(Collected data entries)

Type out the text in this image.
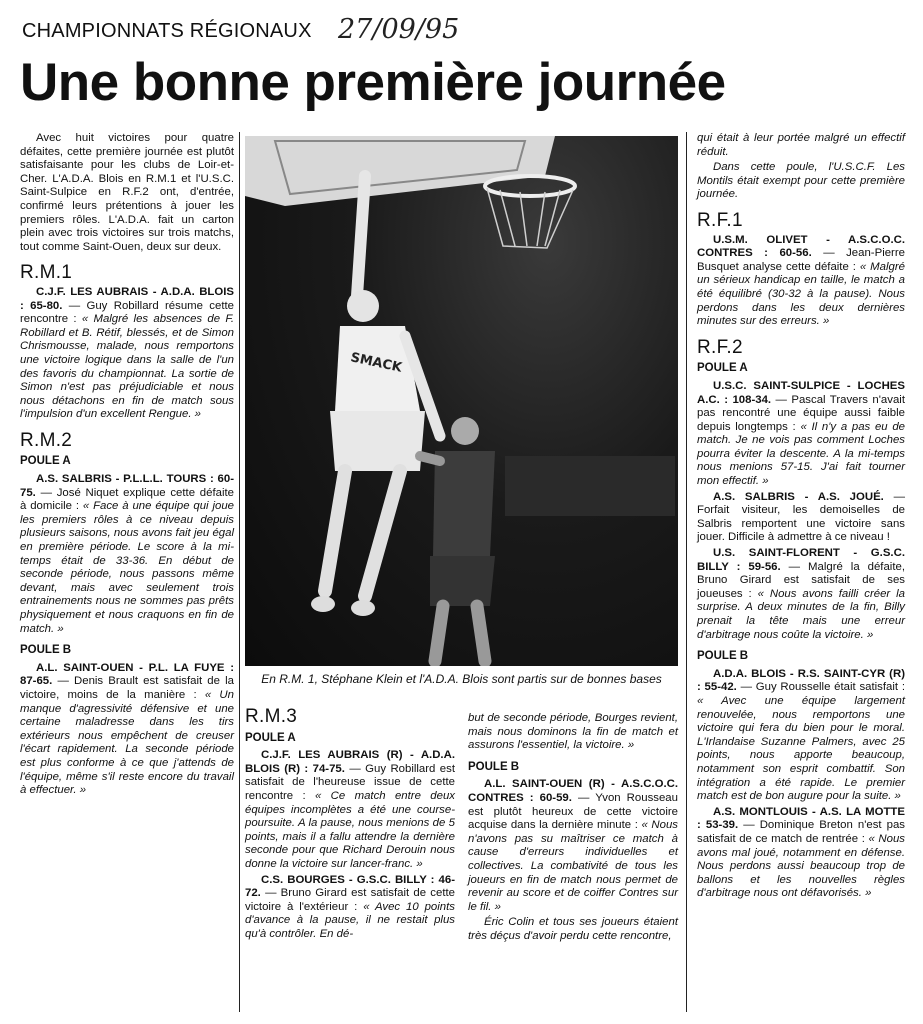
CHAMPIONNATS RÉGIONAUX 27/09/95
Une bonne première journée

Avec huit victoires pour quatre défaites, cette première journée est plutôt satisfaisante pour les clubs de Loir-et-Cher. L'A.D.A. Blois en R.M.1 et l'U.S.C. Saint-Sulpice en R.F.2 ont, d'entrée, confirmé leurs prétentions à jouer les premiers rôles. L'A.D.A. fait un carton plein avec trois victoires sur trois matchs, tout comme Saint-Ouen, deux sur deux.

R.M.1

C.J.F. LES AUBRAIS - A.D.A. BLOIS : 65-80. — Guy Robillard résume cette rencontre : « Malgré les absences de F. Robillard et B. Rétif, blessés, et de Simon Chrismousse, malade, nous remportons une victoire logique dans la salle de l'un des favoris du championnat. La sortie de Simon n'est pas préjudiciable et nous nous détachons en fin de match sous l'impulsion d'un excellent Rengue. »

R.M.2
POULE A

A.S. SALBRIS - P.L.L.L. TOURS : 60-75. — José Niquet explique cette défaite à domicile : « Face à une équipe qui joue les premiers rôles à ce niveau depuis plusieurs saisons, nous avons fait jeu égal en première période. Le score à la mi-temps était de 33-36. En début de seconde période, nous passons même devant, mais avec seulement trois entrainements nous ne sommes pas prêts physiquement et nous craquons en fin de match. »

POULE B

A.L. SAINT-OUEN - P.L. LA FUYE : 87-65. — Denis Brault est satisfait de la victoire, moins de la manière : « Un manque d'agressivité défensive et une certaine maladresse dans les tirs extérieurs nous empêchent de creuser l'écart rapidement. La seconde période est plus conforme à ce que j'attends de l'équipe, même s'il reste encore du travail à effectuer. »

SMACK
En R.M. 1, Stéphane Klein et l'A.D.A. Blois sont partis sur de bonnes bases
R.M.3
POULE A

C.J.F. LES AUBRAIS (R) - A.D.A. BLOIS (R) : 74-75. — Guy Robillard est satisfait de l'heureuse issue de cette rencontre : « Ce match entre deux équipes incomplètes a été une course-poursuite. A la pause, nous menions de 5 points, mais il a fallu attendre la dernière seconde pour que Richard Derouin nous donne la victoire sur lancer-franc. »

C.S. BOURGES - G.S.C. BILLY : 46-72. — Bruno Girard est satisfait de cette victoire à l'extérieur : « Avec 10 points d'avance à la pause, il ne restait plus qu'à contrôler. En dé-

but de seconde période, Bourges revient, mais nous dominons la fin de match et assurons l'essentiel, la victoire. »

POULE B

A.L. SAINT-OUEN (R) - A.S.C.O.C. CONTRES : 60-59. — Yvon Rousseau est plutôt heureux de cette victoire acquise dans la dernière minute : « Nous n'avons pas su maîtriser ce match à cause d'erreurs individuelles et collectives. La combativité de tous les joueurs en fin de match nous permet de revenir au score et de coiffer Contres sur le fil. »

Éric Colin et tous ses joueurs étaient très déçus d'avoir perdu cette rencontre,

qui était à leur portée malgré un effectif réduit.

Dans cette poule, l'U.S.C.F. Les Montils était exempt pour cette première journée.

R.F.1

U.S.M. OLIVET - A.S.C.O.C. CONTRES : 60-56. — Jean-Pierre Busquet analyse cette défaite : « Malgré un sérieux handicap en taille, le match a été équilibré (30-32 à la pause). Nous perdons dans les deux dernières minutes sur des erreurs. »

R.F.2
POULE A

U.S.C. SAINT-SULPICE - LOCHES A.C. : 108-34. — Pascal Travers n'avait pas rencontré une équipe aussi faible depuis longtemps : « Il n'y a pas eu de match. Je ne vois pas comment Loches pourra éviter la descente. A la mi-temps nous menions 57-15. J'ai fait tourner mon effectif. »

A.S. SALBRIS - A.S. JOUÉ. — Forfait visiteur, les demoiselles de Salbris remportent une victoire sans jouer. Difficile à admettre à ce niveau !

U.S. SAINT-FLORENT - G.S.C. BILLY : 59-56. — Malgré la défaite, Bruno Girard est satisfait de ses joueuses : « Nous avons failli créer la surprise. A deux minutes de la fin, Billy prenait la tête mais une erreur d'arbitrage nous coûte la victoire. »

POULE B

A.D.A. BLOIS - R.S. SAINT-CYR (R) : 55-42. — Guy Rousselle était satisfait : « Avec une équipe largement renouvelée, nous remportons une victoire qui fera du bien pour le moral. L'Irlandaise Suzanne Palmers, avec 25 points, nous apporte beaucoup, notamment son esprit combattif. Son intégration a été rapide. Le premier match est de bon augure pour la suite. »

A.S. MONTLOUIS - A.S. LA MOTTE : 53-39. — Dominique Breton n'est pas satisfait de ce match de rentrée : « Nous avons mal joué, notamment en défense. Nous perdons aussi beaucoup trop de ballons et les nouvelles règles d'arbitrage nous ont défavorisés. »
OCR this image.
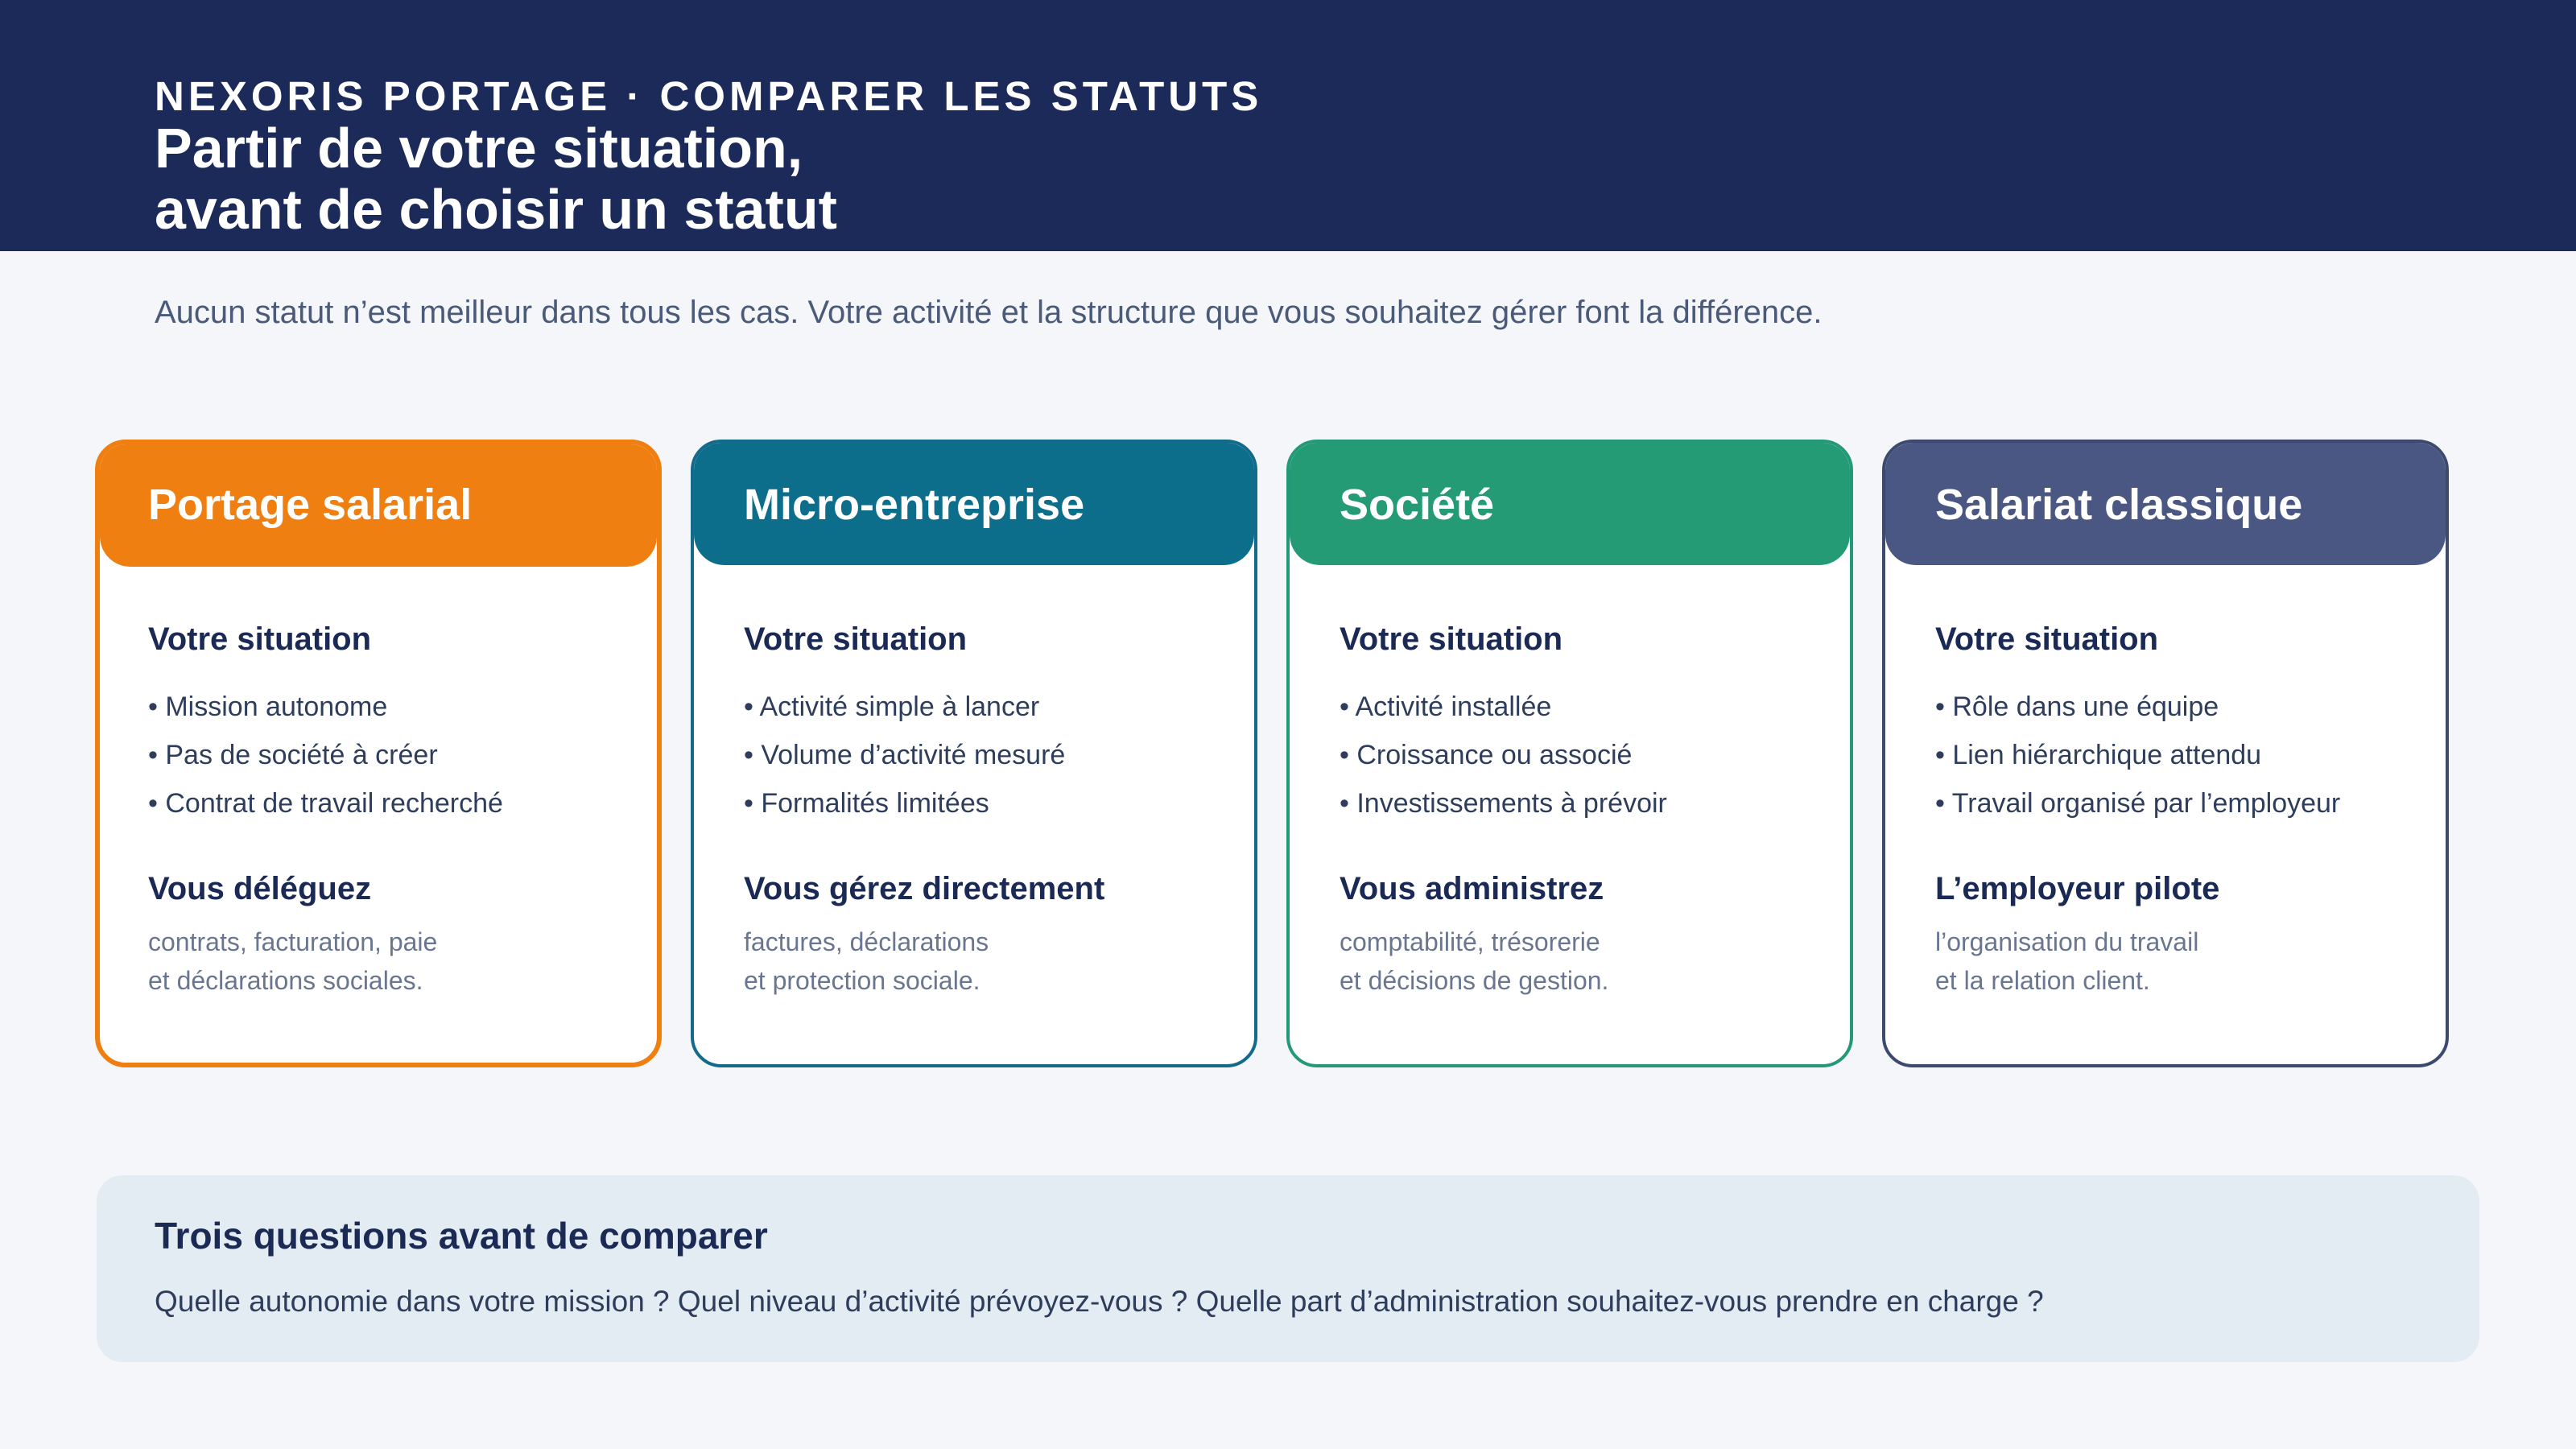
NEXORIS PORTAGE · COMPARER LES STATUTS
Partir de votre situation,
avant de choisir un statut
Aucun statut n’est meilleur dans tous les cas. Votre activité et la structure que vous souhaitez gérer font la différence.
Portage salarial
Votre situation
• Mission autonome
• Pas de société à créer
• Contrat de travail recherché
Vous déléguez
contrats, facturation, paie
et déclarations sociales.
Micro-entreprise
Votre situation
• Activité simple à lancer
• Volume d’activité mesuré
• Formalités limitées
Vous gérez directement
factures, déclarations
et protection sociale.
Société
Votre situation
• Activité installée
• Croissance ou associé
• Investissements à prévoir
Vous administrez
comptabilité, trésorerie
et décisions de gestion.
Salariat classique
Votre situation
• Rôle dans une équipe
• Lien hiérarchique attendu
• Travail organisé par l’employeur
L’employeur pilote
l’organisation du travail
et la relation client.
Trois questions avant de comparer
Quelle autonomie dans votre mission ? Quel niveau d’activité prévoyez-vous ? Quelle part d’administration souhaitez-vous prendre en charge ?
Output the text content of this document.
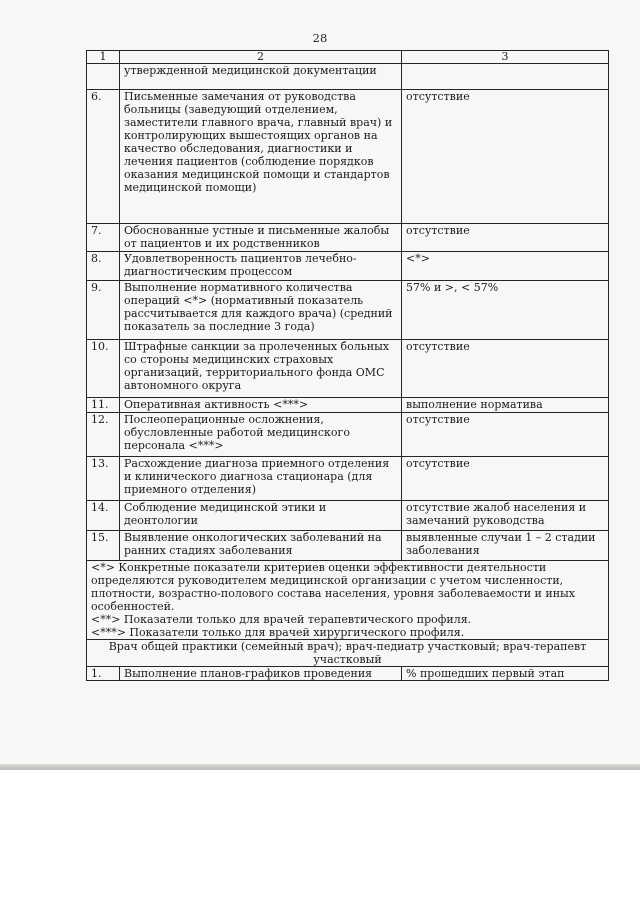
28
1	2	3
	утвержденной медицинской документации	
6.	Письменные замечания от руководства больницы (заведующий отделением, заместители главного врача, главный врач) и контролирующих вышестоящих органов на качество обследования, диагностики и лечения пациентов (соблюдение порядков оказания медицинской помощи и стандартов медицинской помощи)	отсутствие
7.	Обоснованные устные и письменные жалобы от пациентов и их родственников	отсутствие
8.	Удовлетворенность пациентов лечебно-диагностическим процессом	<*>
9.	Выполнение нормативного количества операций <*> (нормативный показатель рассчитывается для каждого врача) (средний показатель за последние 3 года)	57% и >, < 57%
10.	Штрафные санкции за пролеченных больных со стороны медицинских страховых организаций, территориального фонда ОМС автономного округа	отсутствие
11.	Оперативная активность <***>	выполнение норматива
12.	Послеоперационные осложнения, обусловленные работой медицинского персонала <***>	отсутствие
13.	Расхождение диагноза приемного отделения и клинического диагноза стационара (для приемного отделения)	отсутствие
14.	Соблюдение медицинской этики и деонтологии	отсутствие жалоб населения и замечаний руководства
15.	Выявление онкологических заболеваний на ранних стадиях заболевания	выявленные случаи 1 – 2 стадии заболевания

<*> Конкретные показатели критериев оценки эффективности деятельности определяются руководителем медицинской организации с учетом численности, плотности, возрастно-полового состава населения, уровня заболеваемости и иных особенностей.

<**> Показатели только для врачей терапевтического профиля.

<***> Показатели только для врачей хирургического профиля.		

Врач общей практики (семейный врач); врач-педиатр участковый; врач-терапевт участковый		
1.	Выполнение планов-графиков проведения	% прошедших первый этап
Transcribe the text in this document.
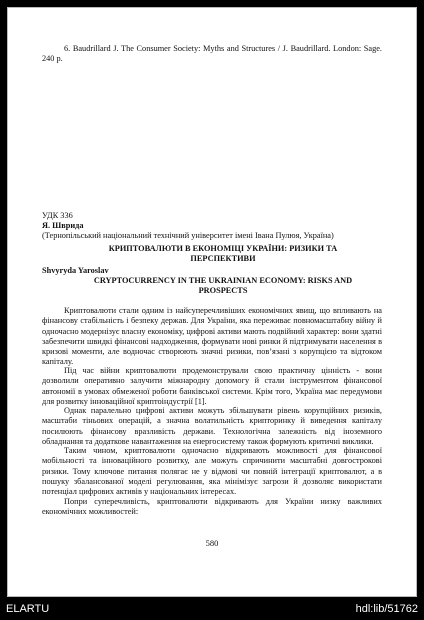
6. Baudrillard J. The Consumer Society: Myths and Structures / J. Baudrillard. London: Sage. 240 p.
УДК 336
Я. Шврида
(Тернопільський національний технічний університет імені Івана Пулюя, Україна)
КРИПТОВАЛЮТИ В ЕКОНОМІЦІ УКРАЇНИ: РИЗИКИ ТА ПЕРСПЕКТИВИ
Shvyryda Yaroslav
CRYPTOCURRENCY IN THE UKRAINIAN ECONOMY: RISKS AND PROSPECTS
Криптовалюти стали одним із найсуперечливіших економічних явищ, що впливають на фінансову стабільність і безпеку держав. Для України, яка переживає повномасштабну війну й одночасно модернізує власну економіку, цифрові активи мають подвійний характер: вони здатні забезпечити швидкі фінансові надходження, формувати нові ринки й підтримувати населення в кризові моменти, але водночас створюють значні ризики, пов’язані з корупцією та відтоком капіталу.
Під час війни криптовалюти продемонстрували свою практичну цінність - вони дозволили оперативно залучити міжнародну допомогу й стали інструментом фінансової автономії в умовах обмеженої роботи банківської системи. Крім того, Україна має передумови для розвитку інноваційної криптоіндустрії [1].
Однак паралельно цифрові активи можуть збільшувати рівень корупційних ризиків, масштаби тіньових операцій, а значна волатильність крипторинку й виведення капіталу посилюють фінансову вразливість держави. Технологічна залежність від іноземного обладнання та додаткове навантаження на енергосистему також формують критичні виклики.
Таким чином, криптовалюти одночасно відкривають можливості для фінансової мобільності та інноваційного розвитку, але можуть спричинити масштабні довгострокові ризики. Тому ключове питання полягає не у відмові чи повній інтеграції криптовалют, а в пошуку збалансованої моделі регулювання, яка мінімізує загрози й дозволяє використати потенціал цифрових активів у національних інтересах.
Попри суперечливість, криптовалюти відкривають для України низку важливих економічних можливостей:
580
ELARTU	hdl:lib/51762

» **DIRECTIVE**: In the entries above, locate every line with the word "notamment" and copy it.

» **CORRECT RESULT**:
A.D.A. BLOIS - R.S. SAINT-CYR (R) : 55-42. — Guy Rousselle était satisfait : « Avec une équipe largement renouvelée, nous remportons une victoire qui fera du bien pour le moral. L'Irlandaise Suzanne Palmers, avec 25 points, nous apporte beaucoup, notamment son esprit combattif. Son intégration a été rapide. Le premier match est de bon augure pour la suite. »
A.S. MONTLOUIS - A.S. LA MOTTE : 53-39. — Dominique Breton n'est pas satisfait de ce match de rentrée : « Nous avons mal joué, notamment en défense. Nous perdons aussi beaucoup trop de ballons et les nouvelles règles d'arbitrage nous ont défavorisés. »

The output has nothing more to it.